● DATA LISTING
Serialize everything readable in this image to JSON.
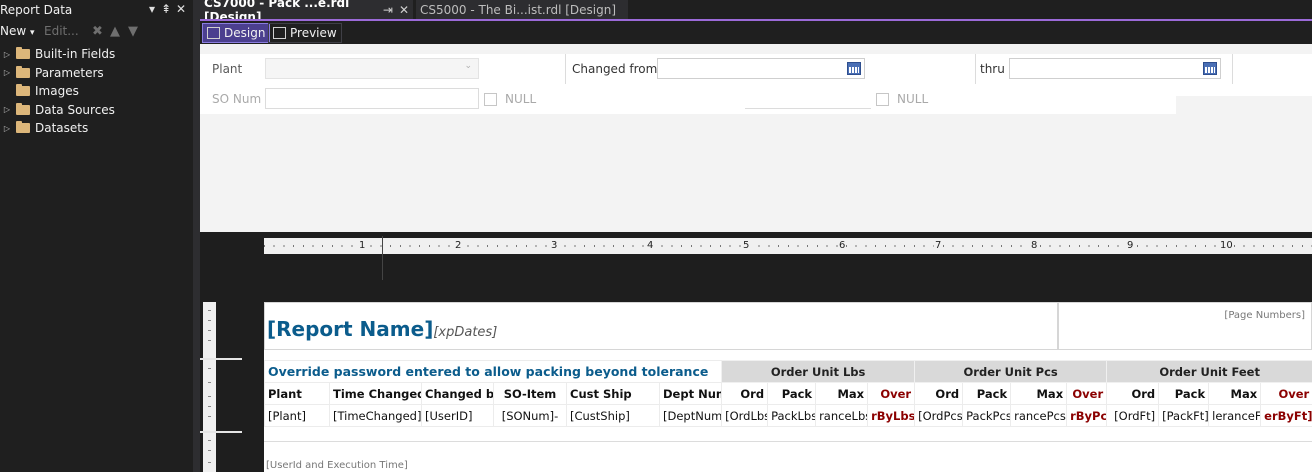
{
  "left_panel": {
    "title": "Report Data",
    "title_buttons": [
      "▾",
      "⇞",
      "✕"
    ],
    "toolbar": {
      "new_label": "New",
      "new_arrow": "▾",
      "edit_label": "Edit..."
    },
    "tree": [
      {
        "label": "Built-in Fields",
        "expandable": true
      },
      {
        "label": "Parameters",
        "expandable": true
      },
      {
        "label": "Images",
        "expandable": false
      },
      {
        "label": "Data Sources",
        "expandable": true
      },
      {
        "label": "Datasets",
        "expandable": true
      }
    ]
  },
  "tabs": {
    "active": {
      "label": "CS7000 - Pack ...e.rdl [Design]",
      "pin": "⇥",
      "close": "✕"
    },
    "inactive": {
      "label": "CS5000 - The Bi...ist.rdl [Design]"
    }
  },
  "view_toolbar": {
    "design_label": "Design",
    "preview_label": "Preview"
  },
  "params": {
    "plant_label": "Plant",
    "changed_from_label": "Changed from",
    "thru_label": "thru",
    "so_num_label": "SO Num",
    "null_label_1": "NULL",
    "null_label_2": "NULL"
  },
  "ruler": {
    "numbers": [
      "1",
      "2",
      "3",
      "4",
      "5",
      "6",
      "7",
      "8",
      "9",
      "10"
    ]
  },
  "report": {
    "title": "[Report Name]",
    "dates": "[xpDates]",
    "page_numbers": "[Page Numbers]",
    "override_text": "Override password entered to allow packing beyond tolerance",
    "groups": {
      "lbs": "Order Unit Lbs",
      "pcs": "Order Unit Pcs",
      "feet": "Order Unit Feet"
    },
    "columns": [
      "Plant",
      "Time Changed",
      "Changed by",
      "SO-Item",
      "Cust Ship",
      "Dept Num",
      "Ord",
      "Pack",
      "Max",
      "Over",
      "Ord",
      "Pack",
      "Max",
      "Over",
      "Ord",
      "Pack",
      "Max",
      "Over"
    ],
    "row": [
      "[Plant]",
      "[TimeChanged]",
      "[UserID]",
      "[SONum]-",
      "[CustShip]",
      "[DeptNum]",
      "[OrdLbs]",
      "PackLbs]",
      "ranceLbs]",
      "rByLbs]",
      "[OrdPcs]",
      "PackPcs]",
      "rancePcs]",
      "rByPcs]",
      "[OrdFt]",
      "[PackFt]",
      "leranceFt]",
      "erByFt]"
    ],
    "footer": "[UserId and Execution Time]"
  }
}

● REQUIRED TASK
Copy the whole listing above word for word but do not carry over the pictures.

● THE SOLUTION
Serialize everything readable in this image to JSON.
{
  "left_panel": {
    "title": "Report Data",
    "title_buttons": [
      "▾",
      "⇞",
      "✕"
    ],
    "toolbar": {
      "new_label": "New",
      "new_arrow": "▾",
      "edit_label": "Edit..."
    },
    "tree": [
      {
        "label": "Built-in Fields",
        "expandable": true
      },
      {
        "label": "Parameters",
        "expandable": true
      },
      {
        "label": "Images",
        "expandable": false
      },
      {
        "label": "Data Sources",
        "expandable": true
      },
      {
        "label": "Datasets",
        "expandable": true
      }
    ]
  },
  "tabs": {
    "active": {
      "label": "CS7000 - Pack ...e.rdl [Design]",
      "pin": "⇥",
      "close": "✕"
    },
    "inactive": {
      "label": "CS5000 - The Bi...ist.rdl [Design]"
    }
  },
  "view_toolbar": {
    "design_label": "Design",
    "preview_label": "Preview"
  },
  "params": {
    "plant_label": "Plant",
    "changed_from_label": "Changed from",
    "thru_label": "thru",
    "so_num_label": "SO Num",
    "null_label_1": "NULL",
    "null_label_2": "NULL"
  },
  "ruler": {
    "numbers": [
      "1",
      "2",
      "3",
      "4",
      "5",
      "6",
      "7",
      "8",
      "9",
      "10"
    ]
  },
  "report": {
    "title": "[Report Name]",
    "dates": "[xpDates]",
    "page_numbers": "[Page Numbers]",
    "override_text": "Override password entered to allow packing beyond tolerance",
    "groups": {
      "lbs": "Order Unit Lbs",
      "pcs": "Order Unit Pcs",
      "feet": "Order Unit Feet"
    },
    "columns": [
      "Plant",
      "Time Changed",
      "Changed by",
      "SO-Item",
      "Cust Ship",
      "Dept Num",
      "Ord",
      "Pack",
      "Max",
      "Over",
      "Ord",
      "Pack",
      "Max",
      "Over",
      "Ord",
      "Pack",
      "Max",
      "Over"
    ],
    "row": [
      "[Plant]",
      "[TimeChanged]",
      "[UserID]",
      "[SONum]-",
      "[CustShip]",
      "[DeptNum]",
      "[OrdLbs]",
      "PackLbs]",
      "ranceLbs]",
      "rByLbs]",
      "[OrdPcs]",
      "PackPcs]",
      "rancePcs]",
      "rByPcs]",
      "[OrdFt]",
      "[PackFt]",
      "leranceFt]",
      "erByFt]"
    ],
    "footer": "[UserId and Execution Time]"
  }
}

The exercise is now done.